| Given problem |
Write down each entry again, exactly as it reads.
>> BEGIN Information provided
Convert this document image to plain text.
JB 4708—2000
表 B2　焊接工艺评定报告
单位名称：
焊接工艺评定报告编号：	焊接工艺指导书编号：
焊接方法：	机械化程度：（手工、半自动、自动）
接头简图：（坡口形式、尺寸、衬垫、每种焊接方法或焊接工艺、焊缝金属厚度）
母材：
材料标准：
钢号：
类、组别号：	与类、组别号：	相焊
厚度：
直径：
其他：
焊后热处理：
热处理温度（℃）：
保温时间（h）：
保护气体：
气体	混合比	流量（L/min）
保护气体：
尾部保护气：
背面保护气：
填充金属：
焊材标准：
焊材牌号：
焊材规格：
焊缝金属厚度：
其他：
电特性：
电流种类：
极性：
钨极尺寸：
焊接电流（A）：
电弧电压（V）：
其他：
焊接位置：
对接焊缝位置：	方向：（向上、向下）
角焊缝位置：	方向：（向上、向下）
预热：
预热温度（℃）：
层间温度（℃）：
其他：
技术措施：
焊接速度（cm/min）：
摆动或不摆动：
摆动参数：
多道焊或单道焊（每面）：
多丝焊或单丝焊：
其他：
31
>> END Information provided
| Answer below |
Convert this document image to plain text.
JB 4708—2000
表 B2　焊接工艺评定报告
单位名称：
焊接工艺评定报告编号：	焊接工艺指导书编号：
焊接方法：	机械化程度：（手工、半自动、自动）
接头简图：（坡口形式、尺寸、衬垫、每种焊接方法或焊接工艺、焊缝金属厚度）
母材：
材料标准：
钢号：
类、组别号：	与类、组别号：	相焊
厚度：
直径：
其他：
焊后热处理：
热处理温度（℃）：
保温时间（h）：
保护气体：
气体	混合比	流量（L/min）
保护气体：
尾部保护气：
背面保护气：
填充金属：
焊材标准：
焊材牌号：
焊材规格：
焊缝金属厚度：
其他：
电特性：
电流种类：
极性：
钨极尺寸：
焊接电流（A）：
电弧电压（V）：
其他：
焊接位置：
对接焊缝位置：	方向：（向上、向下）
角焊缝位置：	方向：（向上、向下）
预热：
预热温度（℃）：
层间温度（℃）：
其他：
技术措施：
焊接速度（cm/min）：
摆动或不摆动：
摆动参数：
多道焊或单道焊（每面）：
多丝焊或单丝焊：
其他：
31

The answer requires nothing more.